§ Problem to solve:
Reproduce the lines of the records below, from the line with "y-tick-label: 24 xyxy=(85,217,114,243)" up to and including the line with "y-tick-label: 30 xyxy=(85,516,114,542)", character for character.

[Stored data entries]
▼▼▼

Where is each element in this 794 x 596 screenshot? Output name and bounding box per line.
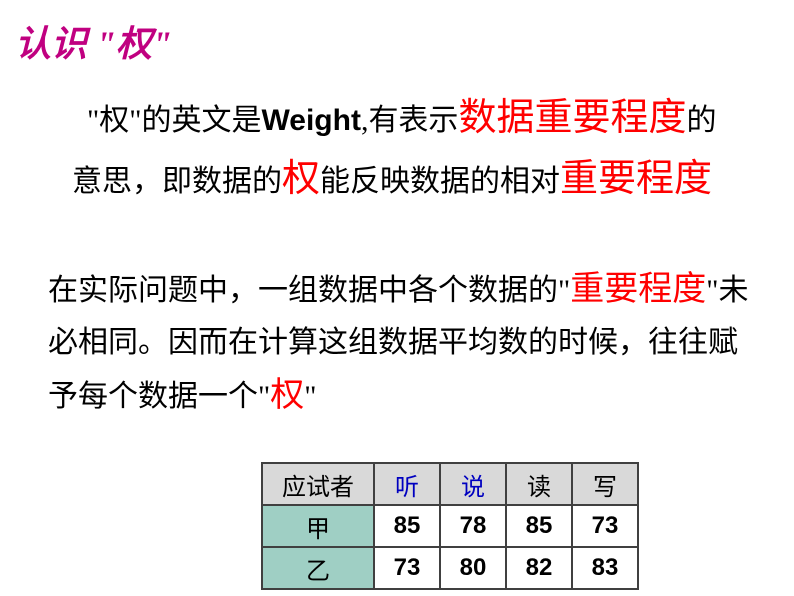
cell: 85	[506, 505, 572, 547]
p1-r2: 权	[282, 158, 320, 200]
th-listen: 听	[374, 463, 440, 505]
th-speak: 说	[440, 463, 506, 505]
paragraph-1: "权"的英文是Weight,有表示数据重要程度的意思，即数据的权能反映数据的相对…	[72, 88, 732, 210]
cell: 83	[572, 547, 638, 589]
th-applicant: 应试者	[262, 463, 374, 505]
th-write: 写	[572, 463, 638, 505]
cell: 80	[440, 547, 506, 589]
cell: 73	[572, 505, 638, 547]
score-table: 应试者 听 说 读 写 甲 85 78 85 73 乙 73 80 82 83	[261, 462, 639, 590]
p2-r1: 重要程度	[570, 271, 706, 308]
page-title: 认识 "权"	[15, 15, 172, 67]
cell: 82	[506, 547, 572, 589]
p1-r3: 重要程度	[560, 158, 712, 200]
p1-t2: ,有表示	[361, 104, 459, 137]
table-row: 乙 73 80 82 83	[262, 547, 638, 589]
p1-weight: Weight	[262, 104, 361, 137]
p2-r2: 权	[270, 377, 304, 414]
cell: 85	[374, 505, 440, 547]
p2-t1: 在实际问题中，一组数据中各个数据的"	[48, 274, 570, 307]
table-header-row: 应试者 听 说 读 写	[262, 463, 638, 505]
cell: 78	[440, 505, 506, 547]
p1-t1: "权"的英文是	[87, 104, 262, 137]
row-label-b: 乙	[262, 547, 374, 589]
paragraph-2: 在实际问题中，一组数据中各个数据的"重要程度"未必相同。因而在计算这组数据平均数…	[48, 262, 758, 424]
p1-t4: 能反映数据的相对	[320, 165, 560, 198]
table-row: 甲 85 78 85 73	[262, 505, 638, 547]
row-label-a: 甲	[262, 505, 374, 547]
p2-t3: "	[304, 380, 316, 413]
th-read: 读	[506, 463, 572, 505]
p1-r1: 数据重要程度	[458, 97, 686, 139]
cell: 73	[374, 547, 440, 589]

▲▲▲
▼▼▼

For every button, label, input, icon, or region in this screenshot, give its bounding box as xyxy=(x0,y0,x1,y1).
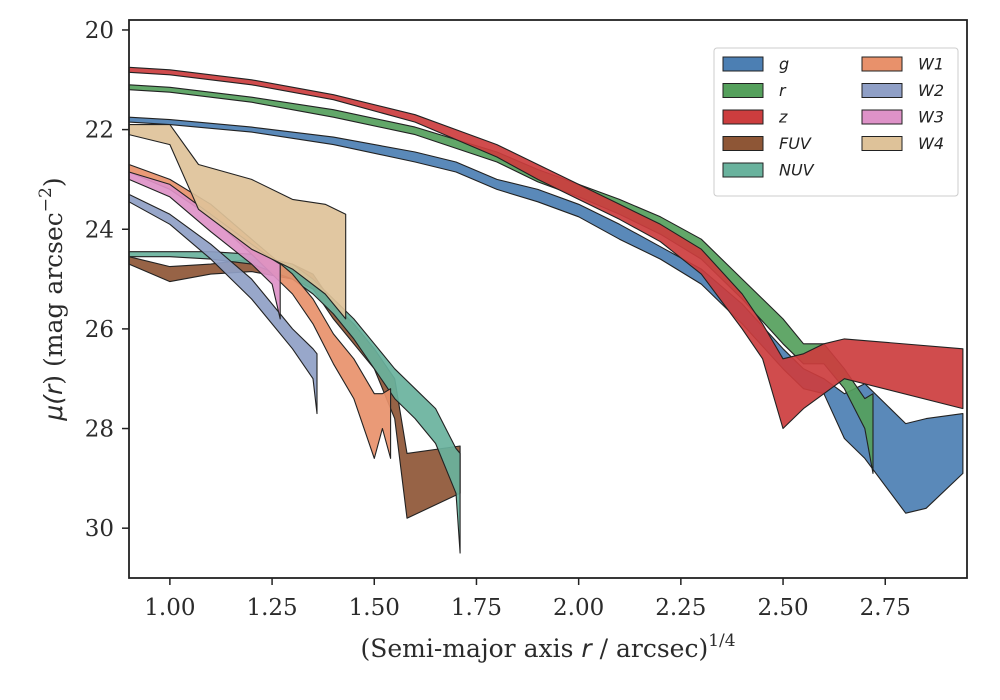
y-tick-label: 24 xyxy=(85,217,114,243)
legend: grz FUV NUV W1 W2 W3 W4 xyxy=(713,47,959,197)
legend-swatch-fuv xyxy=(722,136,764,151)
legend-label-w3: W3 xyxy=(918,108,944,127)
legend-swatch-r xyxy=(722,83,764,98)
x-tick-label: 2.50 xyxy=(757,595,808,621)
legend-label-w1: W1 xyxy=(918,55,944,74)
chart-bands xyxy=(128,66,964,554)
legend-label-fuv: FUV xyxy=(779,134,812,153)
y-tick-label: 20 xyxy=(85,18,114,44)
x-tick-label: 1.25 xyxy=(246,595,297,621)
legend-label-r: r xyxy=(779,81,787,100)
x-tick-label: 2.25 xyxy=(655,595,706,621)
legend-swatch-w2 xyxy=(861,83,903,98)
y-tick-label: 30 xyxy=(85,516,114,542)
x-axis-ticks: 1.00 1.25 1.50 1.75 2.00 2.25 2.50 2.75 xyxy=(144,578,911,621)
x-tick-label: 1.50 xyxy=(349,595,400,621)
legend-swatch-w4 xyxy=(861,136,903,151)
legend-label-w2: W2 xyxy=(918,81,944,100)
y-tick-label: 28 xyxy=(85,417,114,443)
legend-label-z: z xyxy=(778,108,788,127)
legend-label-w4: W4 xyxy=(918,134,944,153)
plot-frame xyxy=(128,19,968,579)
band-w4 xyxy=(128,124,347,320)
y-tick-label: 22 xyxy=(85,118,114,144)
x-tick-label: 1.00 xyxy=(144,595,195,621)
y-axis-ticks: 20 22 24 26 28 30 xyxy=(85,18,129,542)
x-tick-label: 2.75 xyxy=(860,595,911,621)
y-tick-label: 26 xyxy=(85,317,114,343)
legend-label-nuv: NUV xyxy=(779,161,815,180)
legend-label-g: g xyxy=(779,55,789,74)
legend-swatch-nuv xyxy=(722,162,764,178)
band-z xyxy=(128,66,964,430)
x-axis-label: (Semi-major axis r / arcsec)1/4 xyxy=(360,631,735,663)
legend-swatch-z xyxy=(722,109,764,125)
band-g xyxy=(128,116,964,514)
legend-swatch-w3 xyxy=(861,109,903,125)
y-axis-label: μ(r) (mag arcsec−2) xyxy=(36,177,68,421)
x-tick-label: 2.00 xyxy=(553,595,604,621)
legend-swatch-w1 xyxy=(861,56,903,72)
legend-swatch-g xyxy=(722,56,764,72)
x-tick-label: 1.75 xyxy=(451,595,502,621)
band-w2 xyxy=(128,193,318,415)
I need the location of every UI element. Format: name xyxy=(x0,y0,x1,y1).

▲▲▲

§ Task solution:
y-tick-label: 24 xyxy=(85,217,114,243)
legend: grz FUV NUV W1 W2 W3 W4 xyxy=(713,47,959,197)
legend-swatch-fuv xyxy=(722,136,764,151)
legend-label-w3: W3 xyxy=(918,108,944,127)
legend-swatch-r xyxy=(722,83,764,98)
x-tick-label: 2.50 xyxy=(757,595,808,621)
legend-label-w1: W1 xyxy=(918,55,944,74)
chart-bands xyxy=(128,66,964,554)
legend-label-fuv: FUV xyxy=(779,134,812,153)
y-tick-label: 20 xyxy=(85,18,114,44)
x-tick-label: 1.25 xyxy=(246,595,297,621)
legend-label-r: r xyxy=(779,81,787,100)
x-tick-label: 2.25 xyxy=(655,595,706,621)
legend-swatch-w2 xyxy=(861,83,903,98)
y-tick-label: 30 xyxy=(85,516,114,542)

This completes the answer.